(EXERCISE PROMPT):
Each line should be copied exactly.

(DATA ROWS):
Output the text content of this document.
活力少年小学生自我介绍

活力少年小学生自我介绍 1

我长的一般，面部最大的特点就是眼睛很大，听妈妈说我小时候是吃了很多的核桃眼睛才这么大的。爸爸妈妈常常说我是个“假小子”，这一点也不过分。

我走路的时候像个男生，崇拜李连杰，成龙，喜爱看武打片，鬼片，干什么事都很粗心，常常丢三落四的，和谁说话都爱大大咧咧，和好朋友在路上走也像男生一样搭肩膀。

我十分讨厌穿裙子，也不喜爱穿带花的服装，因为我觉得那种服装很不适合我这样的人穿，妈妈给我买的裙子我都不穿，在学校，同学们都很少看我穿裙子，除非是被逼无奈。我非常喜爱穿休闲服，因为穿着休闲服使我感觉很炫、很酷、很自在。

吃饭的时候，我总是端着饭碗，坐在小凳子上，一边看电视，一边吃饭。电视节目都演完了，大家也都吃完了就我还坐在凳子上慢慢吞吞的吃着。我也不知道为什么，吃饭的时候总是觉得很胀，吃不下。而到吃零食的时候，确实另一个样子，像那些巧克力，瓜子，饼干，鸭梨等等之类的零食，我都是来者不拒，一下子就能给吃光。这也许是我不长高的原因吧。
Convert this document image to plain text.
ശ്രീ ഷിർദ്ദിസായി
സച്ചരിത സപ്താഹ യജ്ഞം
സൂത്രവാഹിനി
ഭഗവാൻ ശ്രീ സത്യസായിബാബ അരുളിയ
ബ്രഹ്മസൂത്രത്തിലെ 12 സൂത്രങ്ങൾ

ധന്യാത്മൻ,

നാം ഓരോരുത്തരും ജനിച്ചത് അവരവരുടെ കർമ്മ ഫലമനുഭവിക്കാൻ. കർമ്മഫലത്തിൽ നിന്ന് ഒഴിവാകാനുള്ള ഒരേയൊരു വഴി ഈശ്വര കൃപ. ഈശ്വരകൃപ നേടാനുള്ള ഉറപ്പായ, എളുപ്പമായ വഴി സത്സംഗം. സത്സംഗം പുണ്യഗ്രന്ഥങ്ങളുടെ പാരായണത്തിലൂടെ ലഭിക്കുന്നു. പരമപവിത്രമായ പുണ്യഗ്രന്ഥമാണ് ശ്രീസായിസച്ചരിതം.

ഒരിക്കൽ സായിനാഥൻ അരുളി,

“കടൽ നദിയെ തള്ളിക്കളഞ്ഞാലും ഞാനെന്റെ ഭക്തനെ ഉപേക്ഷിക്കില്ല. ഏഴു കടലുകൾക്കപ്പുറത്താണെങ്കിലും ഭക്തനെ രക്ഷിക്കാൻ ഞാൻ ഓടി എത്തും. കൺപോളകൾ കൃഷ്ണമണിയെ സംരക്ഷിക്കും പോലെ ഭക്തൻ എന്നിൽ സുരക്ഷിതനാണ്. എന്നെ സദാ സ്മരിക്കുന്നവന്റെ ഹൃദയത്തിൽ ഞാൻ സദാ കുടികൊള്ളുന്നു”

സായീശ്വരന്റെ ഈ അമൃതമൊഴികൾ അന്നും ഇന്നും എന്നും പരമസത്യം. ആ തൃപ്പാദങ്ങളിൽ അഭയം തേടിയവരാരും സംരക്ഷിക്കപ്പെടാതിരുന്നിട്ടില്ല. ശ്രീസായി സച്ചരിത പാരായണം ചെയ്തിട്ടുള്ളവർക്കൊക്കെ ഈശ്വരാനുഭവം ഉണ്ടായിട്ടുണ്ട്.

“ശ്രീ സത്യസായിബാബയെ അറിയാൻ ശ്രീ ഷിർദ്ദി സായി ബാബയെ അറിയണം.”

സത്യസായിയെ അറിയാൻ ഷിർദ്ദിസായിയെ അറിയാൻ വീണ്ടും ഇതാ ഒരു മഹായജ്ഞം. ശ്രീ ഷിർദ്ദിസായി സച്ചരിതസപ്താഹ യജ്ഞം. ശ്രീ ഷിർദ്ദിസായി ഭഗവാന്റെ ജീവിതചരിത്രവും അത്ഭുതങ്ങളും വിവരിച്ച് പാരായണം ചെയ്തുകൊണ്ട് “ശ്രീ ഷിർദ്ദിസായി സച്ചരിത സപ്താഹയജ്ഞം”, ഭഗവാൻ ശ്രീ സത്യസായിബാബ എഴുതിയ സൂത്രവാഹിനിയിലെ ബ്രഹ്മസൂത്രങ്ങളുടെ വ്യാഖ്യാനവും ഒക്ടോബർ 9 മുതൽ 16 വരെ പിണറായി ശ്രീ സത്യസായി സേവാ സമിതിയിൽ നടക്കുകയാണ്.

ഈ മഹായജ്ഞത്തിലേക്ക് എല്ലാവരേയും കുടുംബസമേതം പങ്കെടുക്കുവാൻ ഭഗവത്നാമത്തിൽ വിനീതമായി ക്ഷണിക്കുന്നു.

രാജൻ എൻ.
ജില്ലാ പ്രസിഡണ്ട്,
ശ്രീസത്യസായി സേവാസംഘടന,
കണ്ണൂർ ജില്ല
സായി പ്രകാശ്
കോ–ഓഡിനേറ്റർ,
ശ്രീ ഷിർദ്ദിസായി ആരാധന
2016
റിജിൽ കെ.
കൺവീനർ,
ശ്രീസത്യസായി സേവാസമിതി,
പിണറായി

(RESULT OF THIS TASK):
Output the text content of this document.
活力少年小学生自我介绍

活力少年小学生自我介绍 1

我长的一般，面部最大的特点就是眼睛很大，听妈妈说我小时候是吃了很多的核桃眼睛才这么大的。爸爸妈妈常常说我是个“假小子”，这一点也不过分。

我走路的时候像个男生，崇拜李连杰，成龙，喜爱看武打片，鬼片，干什么事都很粗心，常常丢三落四的，和谁说话都爱大大咧咧，和好朋友在路上走也像男生一样搭肩膀。

我十分讨厌穿裙子，也不喜爱穿带花的服装，因为我觉得那种服装很不适合我这样的人穿，妈妈给我买的裙子我都不穿，在学校，同学们都很少看我穿裙子，除非是被逼无奈。我非常喜爱穿休闲服，因为穿着休闲服使我感觉很炫、很酷、很自在。

吃饭的时候，我总是端着饭碗，坐在小凳子上，一边看电视，一边吃饭。电视节目都演完了，大家也都吃完了就我还坐在凳子上慢慢吞吞的吃着。我也不知道为什么，吃饭的时候总是觉得很胀，吃不下。而到吃零食的时候，确实另一个样子，像那些巧克力，瓜子，饼干，鸭梨等等之类的零食，我都是来者不拒，一下子就能给吃光。这也许是我不长高的原因吧。
Convert this document image to plain text.
ശ്രീ ഷിർദ്ദിസായി
സച്ചരിത സപ്താഹ യജ്ഞം
സൂത്രവാഹിനി
ഭഗവാൻ ശ്രീ സത്യസായിബാബ അരുളിയ
ബ്രഹ്മസൂത്രത്തിലെ 12 സൂത്രങ്ങൾ

ധന്യാത്മൻ,

നാം ഓരോരുത്തരും ജനിച്ചത് അവരവരുടെ കർമ്മ ഫലമനുഭവിക്കാൻ. കർമ്മഫലത്തിൽ നിന്ന് ഒഴിവാകാനുള്ള ഒരേയൊരു വഴി ഈശ്വര കൃപ. ഈശ്വരകൃപ നേടാനുള്ള ഉറപ്പായ, എളുപ്പമായ വഴി സത്സംഗം. സത്സംഗം പുണ്യഗ്രന്ഥങ്ങളുടെ പാരായണത്തിലൂടെ ലഭിക്കുന്നു. പരമപവിത്രമായ പുണ്യഗ്രന്ഥമാണ് ശ്രീസായിസച്ചരിതം.

ഒരിക്കൽ സായിനാഥൻ അരുളി,

“കടൽ നദിയെ തള്ളിക്കളഞ്ഞാലും ഞാനെന്റെ ഭക്തനെ ഉപേക്ഷിക്കില്ല. ഏഴു കടലുകൾക്കപ്പുറത്താണെങ്കിലും ഭക്തനെ രക്ഷിക്കാൻ ഞാൻ ഓടി എത്തും. കൺപോളകൾ കൃഷ്ണമണിയെ സംരക്ഷിക്കും പോലെ ഭക്തൻ എന്നിൽ സുരക്ഷിതനാണ്. എന്നെ സദാ സ്മരിക്കുന്നവന്റെ ഹൃദയത്തിൽ ഞാൻ സദാ കുടികൊള്ളുന്നു”

സായീശ്വരന്റെ ഈ അമൃതമൊഴികൾ അന്നും ഇന്നും എന്നും പരമസത്യം. ആ തൃപ്പാദങ്ങളിൽ അഭയം തേടിയവരാരും സംരക്ഷിക്കപ്പെടാതിരുന്നിട്ടില്ല. ശ്രീസായി സച്ചരിത പാരായണം ചെയ്തിട്ടുള്ളവർക്കൊക്കെ ഈശ്വരാനുഭവം ഉണ്ടായിട്ടുണ്ട്.

“ശ്രീ സത്യസായിബാബയെ അറിയാൻ ശ്രീ ഷിർദ്ദി സായി ബാബയെ അറിയണം.”

സത്യസായിയെ അറിയാൻ ഷിർദ്ദിസായിയെ അറിയാൻ വീണ്ടും ഇതാ ഒരു മഹായജ്ഞം. ശ്രീ ഷിർദ്ദിസായി സച്ചരിതസപ്താഹ യജ്ഞം. ശ്രീ ഷിർദ്ദിസായി ഭഗവാന്റെ ജീവിതചരിത്രവും അത്ഭുതങ്ങളും വിവരിച്ച് പാരായണം ചെയ്തുകൊണ്ട് “ശ്രീ ഷിർദ്ദിസായി സച്ചരിത സപ്താഹയജ്ഞം”, ഭഗവാൻ ശ്രീ സത്യസായിബാബ എഴുതിയ സൂത്രവാഹിനിയിലെ ബ്രഹ്മസൂത്രങ്ങളുടെ വ്യാഖ്യാനവും ഒക്ടോബർ 9 മുതൽ 16 വരെ പിണറായി ശ്രീ സത്യസായി സേവാ സമിതിയിൽ നടക്കുകയാണ്.

ഈ മഹായജ്ഞത്തിലേക്ക് എല്ലാവരേയും കുടുംബസമേതം പങ്കെടുക്കുവാൻ ഭഗവത്നാമത്തിൽ വിനീതമായി ക്ഷണിക്കുന്നു.

രാജൻ എൻ.
ജില്ലാ പ്രസിഡണ്ട്,
ശ്രീസത്യസായി സേവാസംഘടന,
കണ്ണൂർ ജില്ല
സായി പ്രകാശ്
കോ–ഓഡിനേറ്റർ,
ശ്രീ ഷിർദ്ദിസായി ആരാധന
2016
റിജിൽ കെ.
കൺവീനർ,
ശ്രീസത്യസായി സേവാസമിതി,
പിണറായി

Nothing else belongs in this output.